= Beginning of Section =

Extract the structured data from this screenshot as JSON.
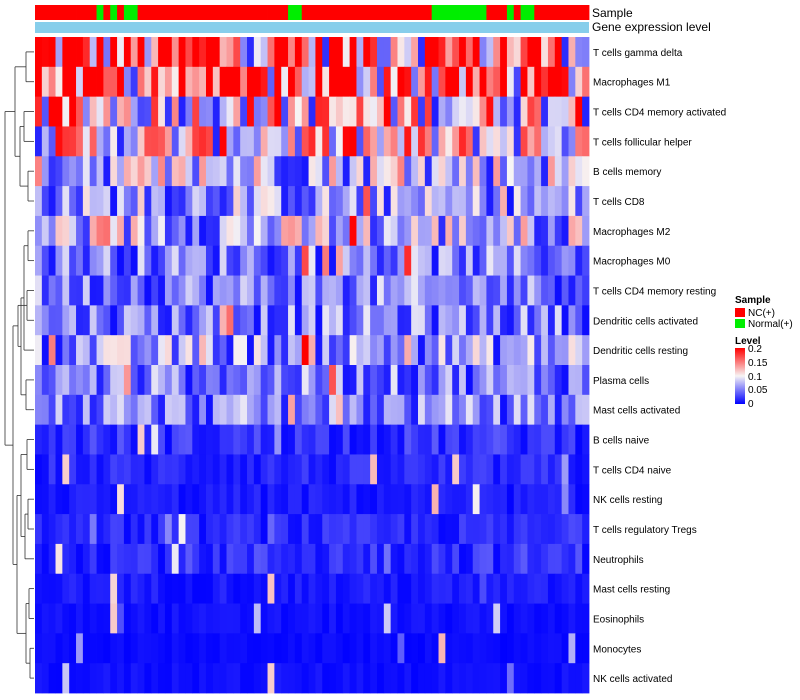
{
  "chart_data": {
    "type": "heatmap",
    "annotations": {
      "sample_label": "Sample",
      "expression_label": "Gene expression level"
    },
    "legend": {
      "position": "right",
      "sample_title": "Sample",
      "sample_items": [
        {
          "label": "NC(+)",
          "color": "#ff0000"
        },
        {
          "label": "Normal(+)",
          "color": "#00ee00"
        }
      ],
      "level_title": "Level",
      "level_ticks": [
        "0.2",
        "0.15",
        "0.1",
        "0.05",
        "0"
      ],
      "level_values": [
        0.2,
        0.15,
        0.1,
        0.05,
        0
      ]
    },
    "colors": {
      "low": "#0000ff",
      "mid": "#f7f4f4",
      "high": "#ff0000",
      "nc": "#ff0000",
      "normal": "#00ee00",
      "expression_bar": "#87ceeb",
      "dendrogram": "#333333"
    },
    "value_range": [
      0,
      0.2
    ],
    "sample_groups": "NNNNNNNNNGNGNGGNNNNNNNNNNNNNNNNNNNNNNGGNNNNNNNNNNNNNNNNNNNGGGGGGGGNNNGNGGNNNNNNNNG",
    "columns": 81,
    "rows": [
      {
        "label": "T cells gamma delta",
        "base": 0.16
      },
      {
        "label": "Macrophages M1",
        "base": 0.155
      },
      {
        "label": "T cells CD4 memory activated",
        "base": 0.11
      },
      {
        "label": "T cells follicular helper",
        "base": 0.105
      },
      {
        "label": "B cells memory",
        "base": 0.08
      },
      {
        "label": "T cells CD8",
        "base": 0.06
      },
      {
        "label": "Macrophages M2",
        "base": 0.075
      },
      {
        "label": "Macrophages M0",
        "base": 0.05
      },
      {
        "label": "T cells CD4 memory resting",
        "base": 0.05
      },
      {
        "label": "Dendritic cells activated",
        "base": 0.05
      },
      {
        "label": "Dendritic cells resting",
        "base": 0.06
      },
      {
        "label": "Plasma cells",
        "base": 0.05
      },
      {
        "label": "Mast cells activated",
        "base": 0.05
      },
      {
        "label": "B cells naive",
        "base": 0.02
      },
      {
        "label": "T cells CD4 naive",
        "base": 0.015
      },
      {
        "label": "NK cells resting",
        "base": 0.01
      },
      {
        "label": "T cells regulatory  Tregs",
        "base": 0.015
      },
      {
        "label": "Neutrophils",
        "base": 0.02
      },
      {
        "label": "Mast cells resting",
        "base": 0.01
      },
      {
        "label": "Eosinophils",
        "base": 0.006
      },
      {
        "label": "Monocytes",
        "base": 0.004
      },
      {
        "label": "NK cells activated",
        "base": 0.006
      }
    ]
  }
}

= End of Section =

*Assignment*
The lines to copy are those above that contain "activated".

*Task solution*
        "label": "T cells CD4 memory activated",
        "label": "Dendritic cells activated",
        "label": "Mast cells activated",
        "label": "NK cells activated",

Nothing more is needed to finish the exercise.